## Start

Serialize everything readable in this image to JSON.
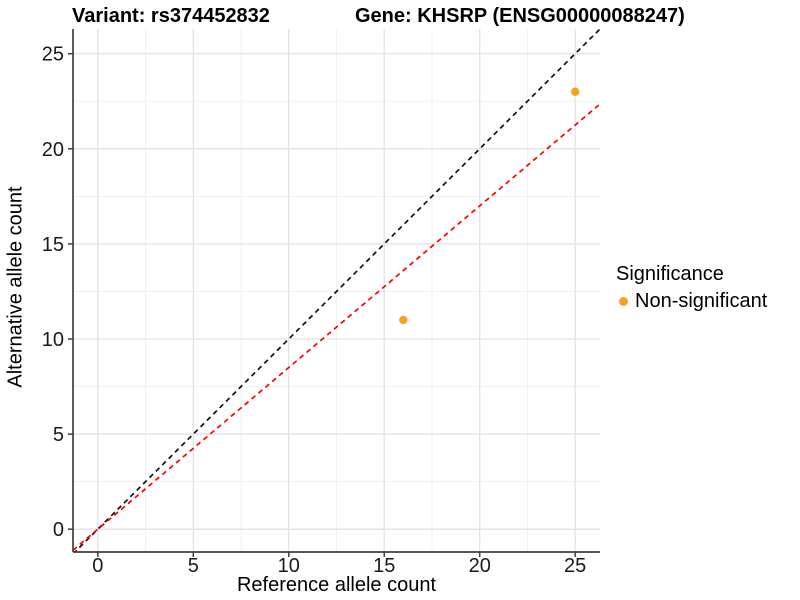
{
  "titles": {
    "variant": "Variant: rs374452832",
    "gene": "Gene: KHSRP (ENSG00000088247)"
  },
  "axes": {
    "x_label": "Reference allele count",
    "y_label": "Alternative allele count"
  },
  "legend": {
    "title": "Significance",
    "items": [
      {
        "label": "Non-significant",
        "color": "#F9A121"
      }
    ]
  },
  "colors": {
    "point": "#F9A121",
    "black_line": "#111111",
    "red_line": "#FF0000",
    "grid_major": "#E3E3E3",
    "grid_minor": "#F1F1F1",
    "axis": "#3F3F3F",
    "tick_text": "#1A1A1A"
  },
  "chart_data": {
    "type": "scatter",
    "title": "Variant: rs374452832    Gene: KHSRP (ENSG00000088247)",
    "xlabel": "Reference allele count",
    "ylabel": "Alternative allele count",
    "xlim": [
      -1.3,
      26.3
    ],
    "ylim": [
      -1.2,
      26.3
    ],
    "x_ticks": [
      0,
      5,
      10,
      15,
      20,
      25
    ],
    "y_ticks": [
      0,
      5,
      10,
      15,
      20,
      25
    ],
    "grid": true,
    "legend_position": "right",
    "series": [
      {
        "name": "Non-significant",
        "color": "#F9A121",
        "points": [
          {
            "x": 16,
            "y": 11
          },
          {
            "x": 25,
            "y": 23
          }
        ]
      }
    ],
    "lines": [
      {
        "name": "identity",
        "slope": 1,
        "intercept": 0,
        "color": "#111111",
        "dashed": true
      },
      {
        "name": "allelic-ratio",
        "slope": 0.85,
        "intercept": 0,
        "color": "#FF0000",
        "dashed": true
      }
    ]
  }
}
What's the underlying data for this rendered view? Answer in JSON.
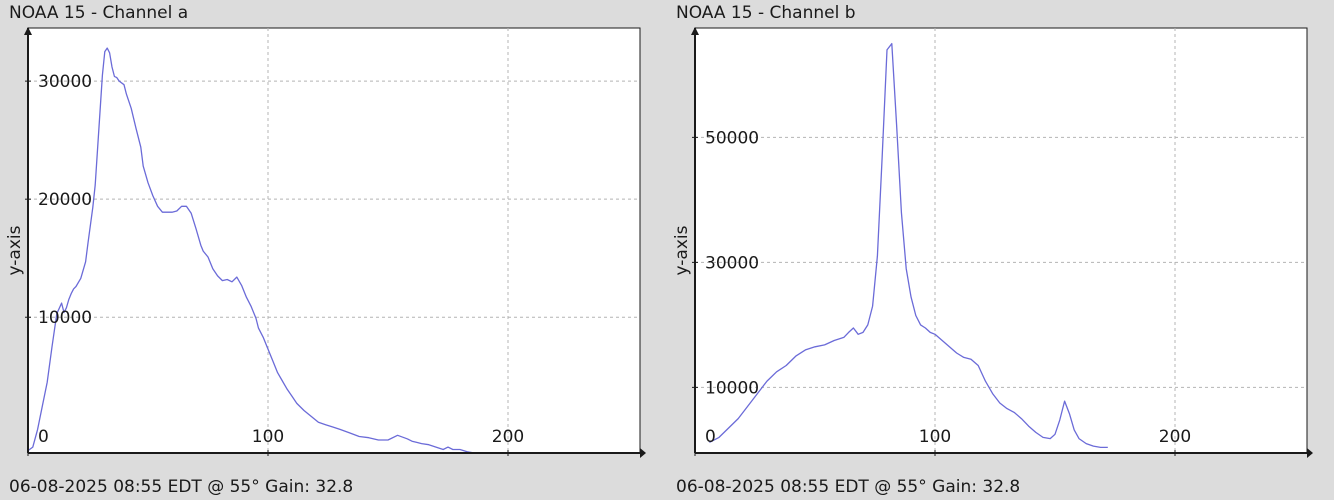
{
  "charts": [
    {
      "id": "a",
      "title": "NOAA 15 - Channel a",
      "footer": "06-08-2025 08:55 EDT @ 55° Gain: 32.8"
    },
    {
      "id": "b",
      "title": "NOAA 15 - Channel b",
      "footer": "06-08-2025 08:55 EDT @ 55° Gain: 32.8"
    }
  ],
  "colors": {
    "line": "#6b6bd8",
    "grid": "#b4b4b4",
    "axis": "#1a1a1a",
    "plot_bg": "#ffffff",
    "page_bg": "#dcdcdc"
  },
  "chart_data": [
    {
      "type": "line",
      "title": "NOAA 15 - Channel a",
      "xlabel": "",
      "ylabel": "y-axis",
      "xlim": [
        0,
        255
      ],
      "ylim": [
        -1500,
        34500
      ],
      "xticks": [
        0,
        100,
        200
      ],
      "xtick_labels": [
        "0",
        "100",
        "200"
      ],
      "yticks": [
        10000,
        20000,
        30000
      ],
      "ytick_labels": [
        "10000",
        "20000",
        "30000"
      ],
      "grid": true,
      "series": [
        {
          "x": [
            0,
            2,
            4,
            6,
            8,
            10,
            12,
            14,
            15,
            16,
            17,
            18,
            19,
            20,
            22,
            24,
            25,
            27,
            28,
            30,
            31,
            32,
            33,
            34,
            35,
            36,
            37,
            38,
            40,
            41,
            43,
            45,
            47,
            48,
            50,
            52,
            54,
            56,
            58,
            60,
            62,
            64,
            66,
            68,
            70,
            72,
            73,
            75,
            77,
            79,
            81,
            83,
            85,
            87,
            89,
            91,
            93,
            95,
            96,
            98,
            100,
            102,
            104,
            106,
            108,
            110,
            112,
            115,
            118,
            121,
            124,
            127,
            130,
            134,
            138,
            142,
            146,
            150,
            154,
            158,
            160,
            162,
            164,
            167,
            170,
            173,
            175,
            177,
            180,
            183,
            186,
            190,
            194
          ],
          "values": [
            -1300,
            -1000,
            500,
            2500,
            4500,
            7500,
            10300,
            11200,
            10400,
            10800,
            11500,
            12000,
            12400,
            12600,
            13300,
            14700,
            16300,
            19300,
            21200,
            27400,
            30500,
            32500,
            32800,
            32400,
            31200,
            30400,
            30300,
            30000,
            29700,
            28900,
            27700,
            26000,
            24400,
            22800,
            21400,
            20300,
            19400,
            18900,
            18900,
            18900,
            19000,
            19400,
            19400,
            18800,
            17500,
            16100,
            15600,
            15100,
            14100,
            13500,
            13100,
            13200,
            13000,
            13400,
            12700,
            11700,
            10900,
            9900,
            9100,
            8300,
            7300,
            6300,
            5300,
            4600,
            3900,
            3300,
            2700,
            2100,
            1600,
            1100,
            900,
            700,
            500,
            200,
            -100,
            -200,
            -400,
            -400,
            0,
            -300,
            -500,
            -600,
            -700,
            -800,
            -1000,
            -1200,
            -1000,
            -1200,
            -1200,
            -1400,
            -1500,
            -1500,
            -1500
          ]
        }
      ]
    },
    {
      "type": "line",
      "title": "NOAA 15 - Channel b",
      "xlabel": "",
      "ylabel": "y-axis",
      "xlim": [
        0,
        255
      ],
      "ylim": [
        -500,
        67500
      ],
      "xticks": [
        0,
        100,
        200
      ],
      "xtick_labels": [
        "0",
        "100",
        "200"
      ],
      "yticks": [
        10000,
        30000,
        50000
      ],
      "ytick_labels": [
        "10000",
        "30000",
        "50000"
      ],
      "grid": true,
      "series": [
        {
          "x": [
            6,
            10,
            14,
            18,
            22,
            26,
            30,
            34,
            38,
            42,
            46,
            50,
            54,
            58,
            62,
            64,
            66,
            68,
            70,
            72,
            74,
            76,
            78,
            80,
            82,
            84,
            86,
            88,
            90,
            92,
            94,
            96,
            98,
            100,
            103,
            106,
            109,
            112,
            115,
            118,
            121,
            124,
            127,
            130,
            133,
            136,
            139,
            142,
            145,
            148,
            150,
            152,
            154,
            156,
            158,
            160,
            163,
            166,
            169,
            172
          ],
          "values": [
            1200,
            2000,
            3500,
            5000,
            7000,
            9000,
            11000,
            12500,
            13500,
            15000,
            16000,
            16500,
            16800,
            17500,
            18000,
            18800,
            19500,
            18500,
            18800,
            20000,
            23000,
            31000,
            47000,
            64000,
            65000,
            52000,
            38000,
            29000,
            24500,
            21500,
            20000,
            19500,
            18800,
            18500,
            17500,
            16500,
            15500,
            14800,
            14500,
            13500,
            11000,
            9000,
            7500,
            6600,
            6000,
            5000,
            3800,
            2800,
            2000,
            1800,
            2500,
            4800,
            7800,
            5800,
            3200,
            1800,
            1000,
            600,
            400,
            400
          ]
        }
      ]
    }
  ]
}
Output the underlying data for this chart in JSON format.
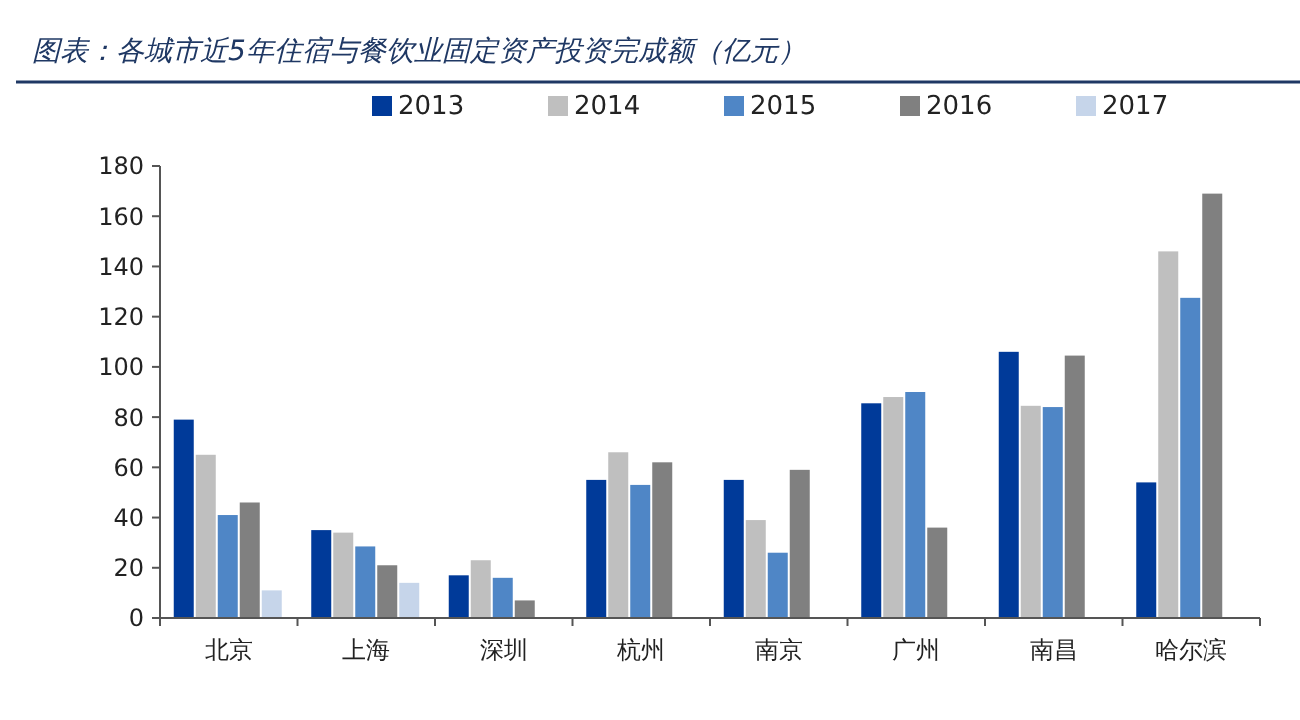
{
  "chart_data": {
    "type": "bar",
    "title": "图表：各城市近5年住宿与餐饮业固定资产投资完成额（亿元）",
    "categories": [
      "北京",
      "上海",
      "深圳",
      "杭州",
      "南京",
      "广州",
      "南昌",
      "哈尔滨"
    ],
    "series": [
      {
        "name": "2013",
        "color": "#003a99",
        "values": [
          79,
          35,
          17,
          55,
          55,
          85.5,
          106,
          54
        ]
      },
      {
        "name": "2014",
        "color": "#bfbfbf",
        "values": [
          65,
          34,
          23,
          66,
          39,
          88,
          84.5,
          146
        ]
      },
      {
        "name": "2015",
        "color": "#4f86c6",
        "values": [
          41,
          28.5,
          16,
          53,
          26,
          90,
          84,
          127.5
        ]
      },
      {
        "name": "2016",
        "color": "#808080",
        "values": [
          46,
          21,
          7,
          62,
          59,
          36,
          104.5,
          169
        ]
      },
      {
        "name": "2017",
        "color": "#c6d5ea",
        "values": [
          11,
          14,
          null,
          null,
          null,
          null,
          null,
          null
        ]
      }
    ],
    "ylim": [
      0,
      180
    ],
    "yticks": [
      0,
      20,
      40,
      60,
      80,
      100,
      120,
      140,
      160,
      180
    ],
    "grid": false,
    "legend": "top"
  }
}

## End

Select and copy every line of the listing with the word "this".

Serialize everything readable in this image to JSON.
What's the underlying data for this rendered view? Answer in JSON.
Output the underlying data for this chart in JSON format.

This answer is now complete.